- Work to complete
Say how many lines in the data below contain the word "curved", and give no other text.

- Dataset
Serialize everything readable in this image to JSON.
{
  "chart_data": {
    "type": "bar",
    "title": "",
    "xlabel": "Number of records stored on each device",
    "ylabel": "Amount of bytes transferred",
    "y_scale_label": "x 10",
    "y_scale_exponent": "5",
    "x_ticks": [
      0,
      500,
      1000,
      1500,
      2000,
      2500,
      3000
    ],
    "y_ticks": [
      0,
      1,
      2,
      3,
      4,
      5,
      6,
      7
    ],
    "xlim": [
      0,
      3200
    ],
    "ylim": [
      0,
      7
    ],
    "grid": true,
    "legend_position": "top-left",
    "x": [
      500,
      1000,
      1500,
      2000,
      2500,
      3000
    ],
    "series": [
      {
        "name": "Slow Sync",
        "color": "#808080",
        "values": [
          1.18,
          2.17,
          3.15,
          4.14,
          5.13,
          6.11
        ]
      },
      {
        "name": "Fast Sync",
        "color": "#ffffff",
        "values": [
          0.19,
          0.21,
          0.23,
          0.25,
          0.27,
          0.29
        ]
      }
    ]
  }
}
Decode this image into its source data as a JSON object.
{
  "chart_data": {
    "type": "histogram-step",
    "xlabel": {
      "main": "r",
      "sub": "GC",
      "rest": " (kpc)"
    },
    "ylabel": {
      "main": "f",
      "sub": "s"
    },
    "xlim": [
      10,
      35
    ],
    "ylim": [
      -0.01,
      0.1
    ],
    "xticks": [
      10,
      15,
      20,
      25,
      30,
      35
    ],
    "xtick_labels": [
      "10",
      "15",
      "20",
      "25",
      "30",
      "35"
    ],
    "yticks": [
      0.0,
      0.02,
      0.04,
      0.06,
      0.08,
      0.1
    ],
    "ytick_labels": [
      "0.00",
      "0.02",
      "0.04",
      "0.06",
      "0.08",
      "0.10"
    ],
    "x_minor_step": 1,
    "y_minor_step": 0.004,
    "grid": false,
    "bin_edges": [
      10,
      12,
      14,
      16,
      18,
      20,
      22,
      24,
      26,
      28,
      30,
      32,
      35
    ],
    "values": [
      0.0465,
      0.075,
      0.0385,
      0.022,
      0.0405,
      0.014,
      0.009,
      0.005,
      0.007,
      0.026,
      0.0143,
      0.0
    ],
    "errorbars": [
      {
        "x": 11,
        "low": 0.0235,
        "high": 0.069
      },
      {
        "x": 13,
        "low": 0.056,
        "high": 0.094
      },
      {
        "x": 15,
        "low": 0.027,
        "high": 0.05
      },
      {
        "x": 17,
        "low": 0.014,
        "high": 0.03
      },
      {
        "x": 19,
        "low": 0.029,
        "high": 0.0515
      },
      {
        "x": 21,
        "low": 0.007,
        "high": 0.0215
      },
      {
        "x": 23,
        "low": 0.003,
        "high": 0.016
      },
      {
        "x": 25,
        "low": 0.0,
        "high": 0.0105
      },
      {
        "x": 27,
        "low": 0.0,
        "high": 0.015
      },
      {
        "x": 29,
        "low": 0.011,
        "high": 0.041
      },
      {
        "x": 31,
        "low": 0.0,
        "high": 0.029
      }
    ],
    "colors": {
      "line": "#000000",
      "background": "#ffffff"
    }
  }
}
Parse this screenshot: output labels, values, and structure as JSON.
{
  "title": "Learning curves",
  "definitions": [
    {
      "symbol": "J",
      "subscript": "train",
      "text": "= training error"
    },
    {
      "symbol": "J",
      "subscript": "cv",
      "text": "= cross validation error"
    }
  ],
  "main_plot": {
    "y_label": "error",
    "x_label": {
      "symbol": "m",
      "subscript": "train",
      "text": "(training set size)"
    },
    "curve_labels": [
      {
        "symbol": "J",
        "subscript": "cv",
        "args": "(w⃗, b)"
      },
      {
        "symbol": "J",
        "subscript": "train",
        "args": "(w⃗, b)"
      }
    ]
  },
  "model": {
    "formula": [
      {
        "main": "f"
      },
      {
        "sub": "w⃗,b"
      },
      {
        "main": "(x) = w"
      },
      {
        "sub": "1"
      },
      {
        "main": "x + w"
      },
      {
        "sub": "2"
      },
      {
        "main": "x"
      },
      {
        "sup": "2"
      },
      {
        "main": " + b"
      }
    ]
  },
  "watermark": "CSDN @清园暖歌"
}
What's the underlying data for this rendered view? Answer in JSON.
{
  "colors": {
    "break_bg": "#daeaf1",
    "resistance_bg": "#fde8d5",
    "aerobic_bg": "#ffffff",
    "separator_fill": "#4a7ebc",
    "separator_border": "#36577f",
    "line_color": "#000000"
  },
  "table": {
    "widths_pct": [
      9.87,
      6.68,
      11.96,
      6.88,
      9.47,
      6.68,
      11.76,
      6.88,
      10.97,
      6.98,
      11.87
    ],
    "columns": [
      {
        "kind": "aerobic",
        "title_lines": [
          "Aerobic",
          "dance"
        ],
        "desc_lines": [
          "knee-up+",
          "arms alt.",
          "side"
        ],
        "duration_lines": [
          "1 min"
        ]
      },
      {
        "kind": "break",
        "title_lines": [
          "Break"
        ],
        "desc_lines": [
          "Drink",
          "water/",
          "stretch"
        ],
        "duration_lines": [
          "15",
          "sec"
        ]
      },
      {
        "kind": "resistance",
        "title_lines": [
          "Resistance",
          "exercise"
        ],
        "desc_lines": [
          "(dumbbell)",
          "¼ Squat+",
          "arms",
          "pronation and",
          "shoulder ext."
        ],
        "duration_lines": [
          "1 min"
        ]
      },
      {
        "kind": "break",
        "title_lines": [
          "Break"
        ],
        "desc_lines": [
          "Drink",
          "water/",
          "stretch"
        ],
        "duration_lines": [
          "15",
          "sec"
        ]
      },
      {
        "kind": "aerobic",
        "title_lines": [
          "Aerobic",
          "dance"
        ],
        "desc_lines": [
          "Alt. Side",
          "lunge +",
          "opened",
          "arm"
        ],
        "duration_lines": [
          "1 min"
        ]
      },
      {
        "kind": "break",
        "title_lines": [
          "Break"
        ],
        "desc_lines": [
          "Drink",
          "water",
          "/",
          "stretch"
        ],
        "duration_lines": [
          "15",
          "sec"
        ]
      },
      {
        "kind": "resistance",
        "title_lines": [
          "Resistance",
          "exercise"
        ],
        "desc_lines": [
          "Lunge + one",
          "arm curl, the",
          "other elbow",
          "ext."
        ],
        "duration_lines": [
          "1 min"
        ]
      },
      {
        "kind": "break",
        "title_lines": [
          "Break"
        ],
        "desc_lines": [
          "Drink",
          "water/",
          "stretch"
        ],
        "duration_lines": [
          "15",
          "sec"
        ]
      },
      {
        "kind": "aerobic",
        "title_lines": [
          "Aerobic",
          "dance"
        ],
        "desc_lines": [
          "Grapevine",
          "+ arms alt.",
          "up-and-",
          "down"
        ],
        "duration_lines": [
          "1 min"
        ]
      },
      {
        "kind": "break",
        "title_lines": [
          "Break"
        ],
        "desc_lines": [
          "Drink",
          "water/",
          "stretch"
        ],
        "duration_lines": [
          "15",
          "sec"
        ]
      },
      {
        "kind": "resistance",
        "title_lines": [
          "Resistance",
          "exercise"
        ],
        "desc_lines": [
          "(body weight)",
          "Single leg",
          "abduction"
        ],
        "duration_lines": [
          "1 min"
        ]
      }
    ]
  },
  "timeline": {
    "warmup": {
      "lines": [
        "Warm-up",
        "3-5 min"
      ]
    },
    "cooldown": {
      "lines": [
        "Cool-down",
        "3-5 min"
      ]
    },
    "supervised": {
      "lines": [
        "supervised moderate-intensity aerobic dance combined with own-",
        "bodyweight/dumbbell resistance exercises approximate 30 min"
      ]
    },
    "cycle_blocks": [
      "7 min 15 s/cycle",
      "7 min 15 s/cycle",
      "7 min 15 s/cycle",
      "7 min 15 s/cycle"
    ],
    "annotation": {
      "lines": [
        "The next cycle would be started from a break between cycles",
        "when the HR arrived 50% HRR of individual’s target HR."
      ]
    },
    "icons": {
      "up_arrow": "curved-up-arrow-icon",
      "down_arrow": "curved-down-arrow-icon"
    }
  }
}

- Written reply
2